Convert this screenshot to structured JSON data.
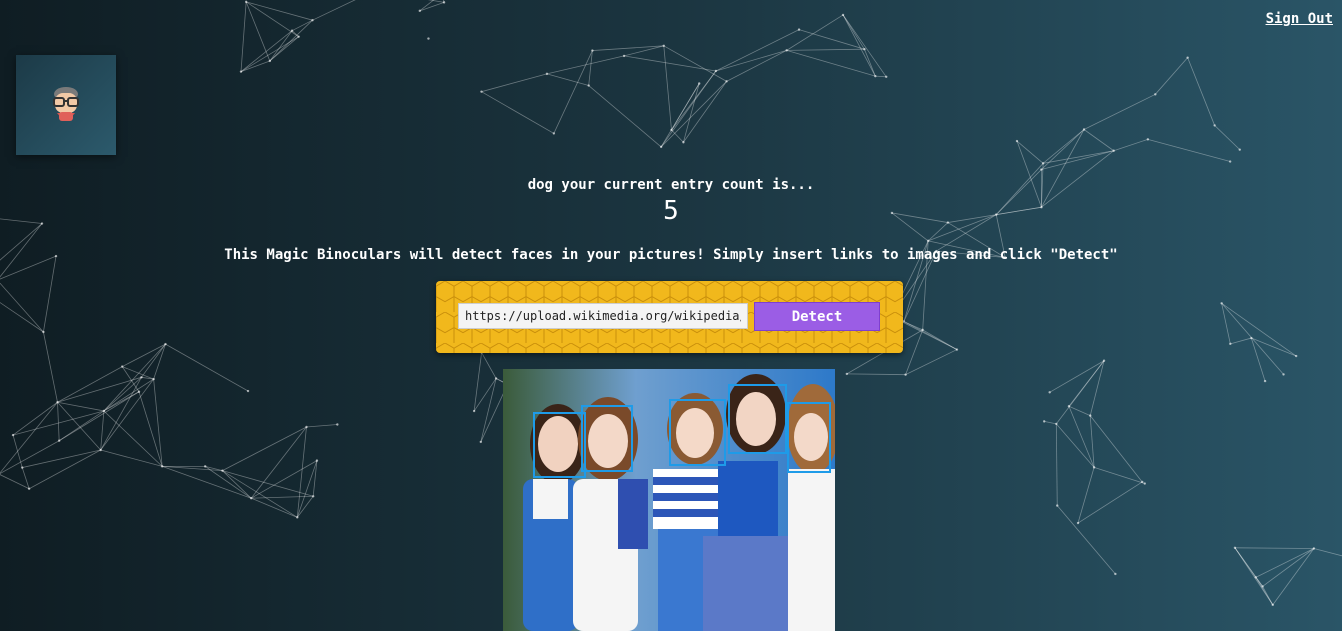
{
  "header": {
    "sign_out_label": "Sign Out"
  },
  "logo": {
    "icon": "nerd-avatar-icon"
  },
  "entry": {
    "label": "dog your current entry count is...",
    "count": "5"
  },
  "description": "This Magic Binoculars will detect faces in your pictures! Simply insert links to images and click \"Detect\"",
  "form": {
    "url_value": "https://upload.wikimedia.org/wikipedia/",
    "detect_label": "Detect"
  },
  "result": {
    "faces_detected": 5
  },
  "colors": {
    "accent": "#9b5de5",
    "form_bg": "#f1b81c",
    "face_box": "#1e9be8"
  }
}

***

> _Task requirements_
Transcribe every line from the records above without alteration, and leave out the images.

> _Answer to this problem_
Convert this screenshot to structured JSON data.
{
  "header": {
    "sign_out_label": "Sign Out"
  },
  "logo": {
    "icon": "nerd-avatar-icon"
  },
  "entry": {
    "label": "dog your current entry count is...",
    "count": "5"
  },
  "description": "This Magic Binoculars will detect faces in your pictures! Simply insert links to images and click \"Detect\"",
  "form": {
    "url_value": "https://upload.wikimedia.org/wikipedia/",
    "detect_label": "Detect"
  },
  "result": {
    "faces_detected": 5
  },
  "colors": {
    "accent": "#9b5de5",
    "form_bg": "#f1b81c",
    "face_box": "#1e9be8"
  }
}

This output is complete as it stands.